::: Exercise data :::

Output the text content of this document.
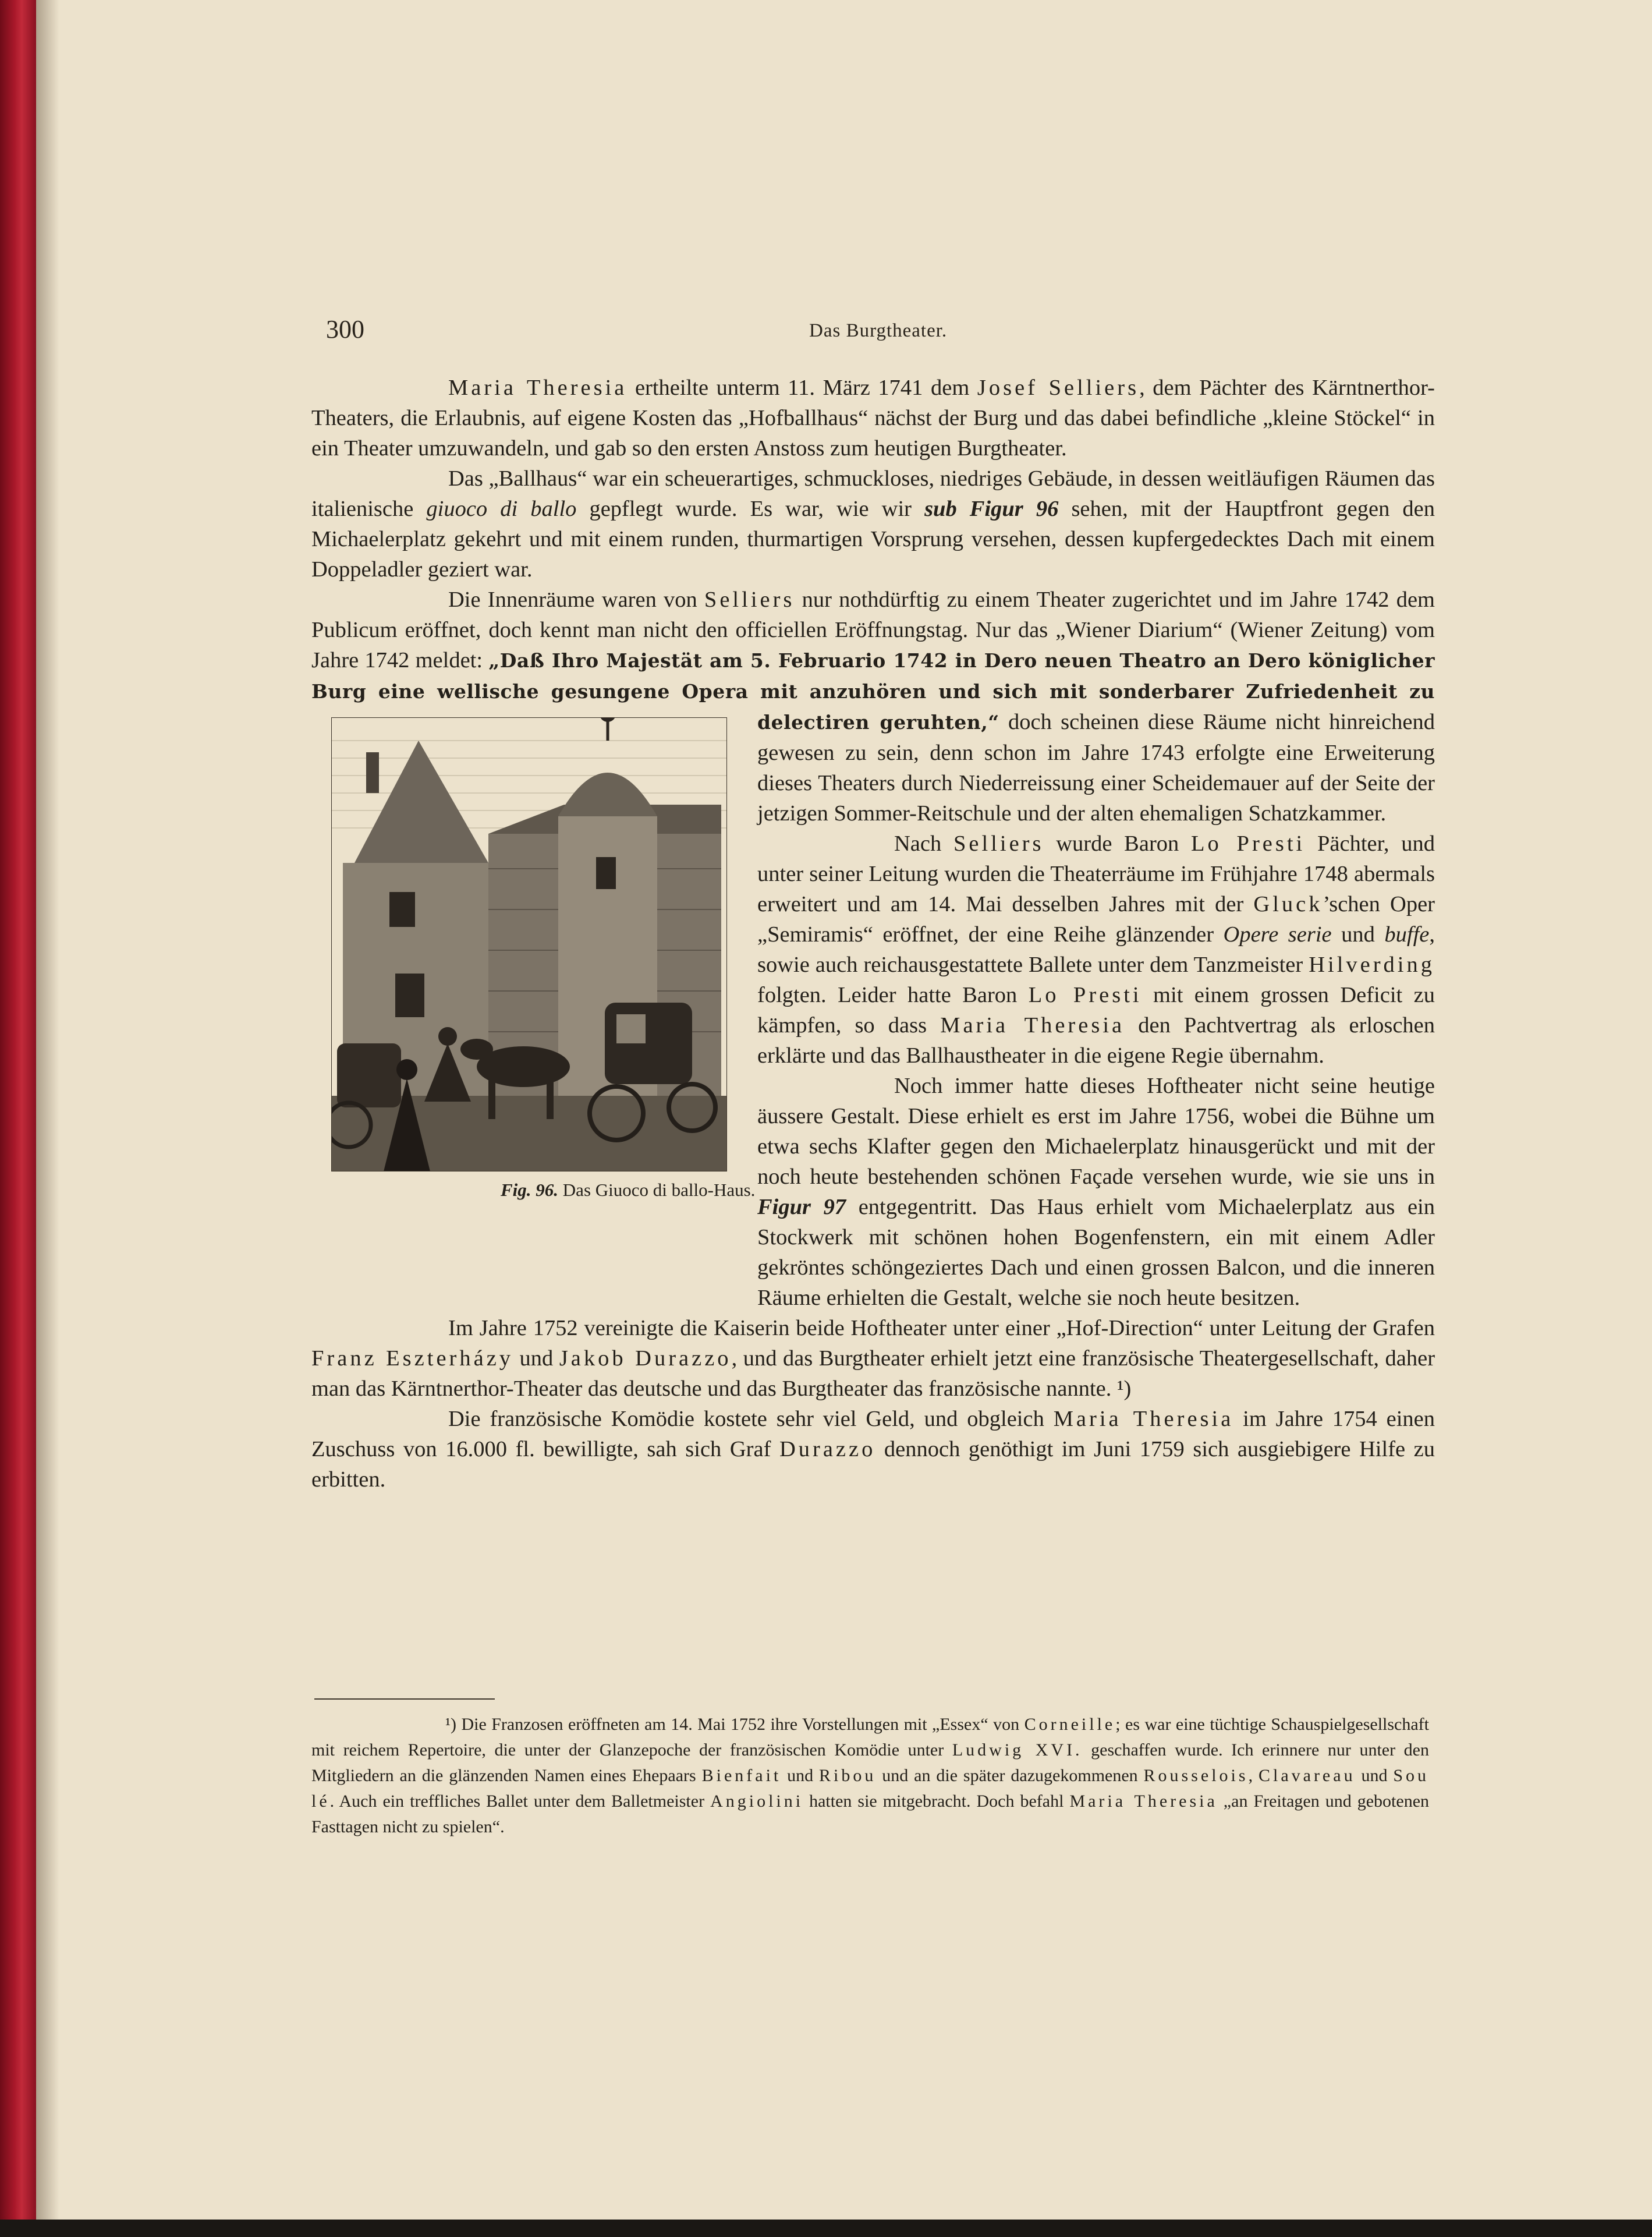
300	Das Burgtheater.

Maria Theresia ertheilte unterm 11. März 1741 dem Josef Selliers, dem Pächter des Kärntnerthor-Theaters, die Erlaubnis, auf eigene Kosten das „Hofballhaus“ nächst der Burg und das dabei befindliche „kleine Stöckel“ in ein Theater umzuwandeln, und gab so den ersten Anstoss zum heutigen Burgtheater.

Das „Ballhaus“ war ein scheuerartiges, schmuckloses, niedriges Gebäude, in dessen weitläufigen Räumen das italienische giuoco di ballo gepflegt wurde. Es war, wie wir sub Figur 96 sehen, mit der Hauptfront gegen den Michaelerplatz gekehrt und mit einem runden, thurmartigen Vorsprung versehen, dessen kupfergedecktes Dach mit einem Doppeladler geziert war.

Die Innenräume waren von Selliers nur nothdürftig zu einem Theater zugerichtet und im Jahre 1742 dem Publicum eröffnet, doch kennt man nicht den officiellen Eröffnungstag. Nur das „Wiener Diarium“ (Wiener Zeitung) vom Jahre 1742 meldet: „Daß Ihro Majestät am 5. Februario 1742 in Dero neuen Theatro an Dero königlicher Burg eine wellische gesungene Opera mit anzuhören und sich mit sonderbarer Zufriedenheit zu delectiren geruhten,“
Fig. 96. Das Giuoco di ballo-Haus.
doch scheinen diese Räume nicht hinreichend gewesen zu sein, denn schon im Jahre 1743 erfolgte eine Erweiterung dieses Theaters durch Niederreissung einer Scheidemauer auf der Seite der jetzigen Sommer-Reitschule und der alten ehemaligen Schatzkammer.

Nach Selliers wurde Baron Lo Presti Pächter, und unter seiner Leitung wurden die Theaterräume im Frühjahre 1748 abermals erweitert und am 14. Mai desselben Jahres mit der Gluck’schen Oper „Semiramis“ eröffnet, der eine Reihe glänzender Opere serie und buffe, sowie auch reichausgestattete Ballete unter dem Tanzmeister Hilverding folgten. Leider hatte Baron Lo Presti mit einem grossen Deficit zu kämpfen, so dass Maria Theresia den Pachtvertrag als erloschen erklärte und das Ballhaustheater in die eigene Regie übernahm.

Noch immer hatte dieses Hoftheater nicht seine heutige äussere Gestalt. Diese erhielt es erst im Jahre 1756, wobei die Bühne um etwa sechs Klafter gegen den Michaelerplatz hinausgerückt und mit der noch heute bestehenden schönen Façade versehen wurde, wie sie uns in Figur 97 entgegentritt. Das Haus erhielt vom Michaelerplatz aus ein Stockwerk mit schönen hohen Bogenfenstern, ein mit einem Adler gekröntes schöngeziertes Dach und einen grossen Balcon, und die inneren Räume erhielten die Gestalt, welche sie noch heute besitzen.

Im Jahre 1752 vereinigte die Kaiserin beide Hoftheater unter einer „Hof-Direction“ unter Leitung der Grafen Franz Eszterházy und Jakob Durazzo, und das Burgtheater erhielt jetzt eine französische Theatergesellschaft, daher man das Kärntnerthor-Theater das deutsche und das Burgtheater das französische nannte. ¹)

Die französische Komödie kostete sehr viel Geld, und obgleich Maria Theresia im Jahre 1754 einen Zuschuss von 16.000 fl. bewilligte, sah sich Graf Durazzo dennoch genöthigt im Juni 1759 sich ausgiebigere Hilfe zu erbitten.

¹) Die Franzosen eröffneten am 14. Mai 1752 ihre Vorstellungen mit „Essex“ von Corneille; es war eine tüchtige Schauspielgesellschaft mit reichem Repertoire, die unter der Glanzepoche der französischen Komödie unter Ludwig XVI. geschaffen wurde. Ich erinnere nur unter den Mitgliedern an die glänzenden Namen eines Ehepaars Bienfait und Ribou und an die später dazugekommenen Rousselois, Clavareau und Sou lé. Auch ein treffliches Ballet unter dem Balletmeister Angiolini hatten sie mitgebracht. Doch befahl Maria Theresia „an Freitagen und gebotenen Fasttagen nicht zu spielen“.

:::

* **Task**: Reply with one number: the count of lines in the entries that include the word "Durazzo".

* **Reply**: 2